— start —

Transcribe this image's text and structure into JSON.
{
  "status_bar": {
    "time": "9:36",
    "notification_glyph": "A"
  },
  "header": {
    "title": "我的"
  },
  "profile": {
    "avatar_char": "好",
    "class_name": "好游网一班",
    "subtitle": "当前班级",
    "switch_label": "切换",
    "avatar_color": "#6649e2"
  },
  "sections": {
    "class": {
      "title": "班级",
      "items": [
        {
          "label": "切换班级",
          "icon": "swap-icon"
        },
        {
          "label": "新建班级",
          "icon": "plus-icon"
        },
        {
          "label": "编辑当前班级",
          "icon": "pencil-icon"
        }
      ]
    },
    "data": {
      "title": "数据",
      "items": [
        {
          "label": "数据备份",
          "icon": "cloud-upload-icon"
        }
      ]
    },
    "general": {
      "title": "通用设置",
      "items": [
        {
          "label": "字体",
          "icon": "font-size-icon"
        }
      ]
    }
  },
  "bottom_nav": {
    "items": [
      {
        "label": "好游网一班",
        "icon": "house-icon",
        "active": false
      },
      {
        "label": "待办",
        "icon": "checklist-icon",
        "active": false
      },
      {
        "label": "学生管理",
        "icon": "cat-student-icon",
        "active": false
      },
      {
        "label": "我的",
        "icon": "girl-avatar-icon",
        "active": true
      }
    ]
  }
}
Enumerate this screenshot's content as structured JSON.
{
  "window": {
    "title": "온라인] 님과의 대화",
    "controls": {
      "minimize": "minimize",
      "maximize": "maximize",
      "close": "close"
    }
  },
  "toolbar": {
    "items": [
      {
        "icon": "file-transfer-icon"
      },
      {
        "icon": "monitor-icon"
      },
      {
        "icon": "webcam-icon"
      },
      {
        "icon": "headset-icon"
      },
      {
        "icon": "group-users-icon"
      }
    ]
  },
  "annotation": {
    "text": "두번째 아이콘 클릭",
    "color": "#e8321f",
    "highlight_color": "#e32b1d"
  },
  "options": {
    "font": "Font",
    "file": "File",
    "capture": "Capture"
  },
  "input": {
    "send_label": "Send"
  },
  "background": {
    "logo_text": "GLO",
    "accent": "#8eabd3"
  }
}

— end —

• **Task goal**:
Retype every record above exactly as written.

• **Full solution**:
Transcribe this image's text and structure into JSON.
{
  "status_bar": {
    "time": "9:36",
    "notification_glyph": "A"
  },
  "header": {
    "title": "我的"
  },
  "profile": {
    "avatar_char": "好",
    "class_name": "好游网一班",
    "subtitle": "当前班级",
    "switch_label": "切换",
    "avatar_color": "#6649e2"
  },
  "sections": {
    "class": {
      "title": "班级",
      "items": [
        {
          "label": "切换班级",
          "icon": "swap-icon"
        },
        {
          "label": "新建班级",
          "icon": "plus-icon"
        },
        {
          "label": "编辑当前班级",
          "icon": "pencil-icon"
        }
      ]
    },
    "data": {
      "title": "数据",
      "items": [
        {
          "label": "数据备份",
          "icon": "cloud-upload-icon"
        }
      ]
    },
    "general": {
      "title": "通用设置",
      "items": [
        {
          "label": "字体",
          "icon": "font-size-icon"
        }
      ]
    }
  },
  "bottom_nav": {
    "items": [
      {
        "label": "好游网一班",
        "icon": "house-icon",
        "active": false
      },
      {
        "label": "待办",
        "icon": "checklist-icon",
        "active": false
      },
      {
        "label": "学生管理",
        "icon": "cat-student-icon",
        "active": false
      },
      {
        "label": "我的",
        "icon": "girl-avatar-icon",
        "active": true
      }
    ]
  }
}
Enumerate this screenshot's content as structured JSON.
{
  "window": {
    "title": "온라인] 님과의 대화",
    "controls": {
      "minimize": "minimize",
      "maximize": "maximize",
      "close": "close"
    }
  },
  "toolbar": {
    "items": [
      {
        "icon": "file-transfer-icon"
      },
      {
        "icon": "monitor-icon"
      },
      {
        "icon": "webcam-icon"
      },
      {
        "icon": "headset-icon"
      },
      {
        "icon": "group-users-icon"
      }
    ]
  },
  "annotation": {
    "text": "두번째 아이콘 클릭",
    "color": "#e8321f",
    "highlight_color": "#e32b1d"
  },
  "options": {
    "font": "Font",
    "file": "File",
    "capture": "Capture"
  },
  "input": {
    "send_label": "Send"
  },
  "background": {
    "logo_text": "GLO",
    "accent": "#8eabd3"
  }
}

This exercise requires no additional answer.